• [DO THIS]:
Copy out all of the material exactly.

--- Start ---

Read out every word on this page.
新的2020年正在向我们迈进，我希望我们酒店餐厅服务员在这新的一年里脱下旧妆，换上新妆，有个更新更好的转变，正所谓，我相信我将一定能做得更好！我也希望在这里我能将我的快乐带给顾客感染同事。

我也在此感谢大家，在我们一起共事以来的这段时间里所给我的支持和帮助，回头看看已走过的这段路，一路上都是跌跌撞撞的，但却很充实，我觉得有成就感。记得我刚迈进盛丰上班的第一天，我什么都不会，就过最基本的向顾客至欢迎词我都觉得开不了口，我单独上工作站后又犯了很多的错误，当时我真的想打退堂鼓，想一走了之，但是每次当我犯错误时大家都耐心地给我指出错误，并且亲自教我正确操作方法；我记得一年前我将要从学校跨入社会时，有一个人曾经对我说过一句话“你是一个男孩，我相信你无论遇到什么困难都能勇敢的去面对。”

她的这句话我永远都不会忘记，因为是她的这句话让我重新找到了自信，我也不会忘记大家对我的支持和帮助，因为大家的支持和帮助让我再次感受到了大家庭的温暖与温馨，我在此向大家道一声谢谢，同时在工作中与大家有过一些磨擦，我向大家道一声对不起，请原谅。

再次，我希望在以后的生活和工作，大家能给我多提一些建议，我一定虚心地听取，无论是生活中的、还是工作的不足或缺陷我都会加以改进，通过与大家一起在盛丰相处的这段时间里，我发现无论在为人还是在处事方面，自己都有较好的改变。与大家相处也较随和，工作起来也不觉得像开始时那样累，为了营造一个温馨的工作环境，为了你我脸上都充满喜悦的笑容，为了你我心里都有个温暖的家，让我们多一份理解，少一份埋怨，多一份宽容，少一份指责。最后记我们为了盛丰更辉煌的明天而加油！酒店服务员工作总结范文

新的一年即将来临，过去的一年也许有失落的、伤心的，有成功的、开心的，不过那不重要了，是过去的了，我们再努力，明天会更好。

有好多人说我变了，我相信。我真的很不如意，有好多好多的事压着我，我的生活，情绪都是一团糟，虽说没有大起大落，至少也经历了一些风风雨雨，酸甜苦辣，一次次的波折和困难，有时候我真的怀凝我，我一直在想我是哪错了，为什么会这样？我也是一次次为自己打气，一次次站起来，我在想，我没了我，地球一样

--- End ---

• [TASK SOLUTION]:
Read out every word on this page.
新的2020年正在向我们迈进，我希望我们酒店餐厅服务员在这新的一年里脱下旧妆，换上新妆，有个更新更好的转变，正所谓，我相信我将一定能做得更好！我也希望在这里我能将我的快乐带给顾客感染同事。

我也在此感谢大家，在我们一起共事以来的这段时间里所给我的支持和帮助，回头看看已走过的这段路，一路上都是跌跌撞撞的，但却很充实，我觉得有成就感。记得我刚迈进盛丰上班的第一天，我什么都不会，就过最基本的向顾客至欢迎词我都觉得开不了口，我单独上工作站后又犯了很多的错误，当时我真的想打退堂鼓，想一走了之，但是每次当我犯错误时大家都耐心地给我指出错误，并且亲自教我正确操作方法；我记得一年前我将要从学校跨入社会时，有一个人曾经对我说过一句话“你是一个男孩，我相信你无论遇到什么困难都能勇敢的去面对。”

她的这句话我永远都不会忘记，因为是她的这句话让我重新找到了自信，我也不会忘记大家对我的支持和帮助，因为大家的支持和帮助让我再次感受到了大家庭的温暖与温馨，我在此向大家道一声谢谢，同时在工作中与大家有过一些磨擦，我向大家道一声对不起，请原谅。

再次，我希望在以后的生活和工作，大家能给我多提一些建议，我一定虚心地听取，无论是生活中的、还是工作的不足或缺陷我都会加以改进，通过与大家一起在盛丰相处的这段时间里，我发现无论在为人还是在处事方面，自己都有较好的改变。与大家相处也较随和，工作起来也不觉得像开始时那样累，为了营造一个温馨的工作环境，为了你我脸上都充满喜悦的笑容，为了你我心里都有个温暖的家，让我们多一份理解，少一份埋怨，多一份宽容，少一份指责。最后记我们为了盛丰更辉煌的明天而加油！酒店服务员工作总结范文

新的一年即将来临，过去的一年也许有失落的、伤心的，有成功的、开心的，不过那不重要了，是过去的了，我们再努力，明天会更好。

有好多人说我变了，我相信。我真的很不如意，有好多好多的事压着我，我的生活，情绪都是一团糟，虽说没有大起大落，至少也经历了一些风风雨雨，酸甜苦辣，一次次的波折和困难，有时候我真的怀凝我，我一直在想我是哪错了，为什么会这样？我也是一次次为自己打气，一次次站起来，我在想，我没了我，地球一样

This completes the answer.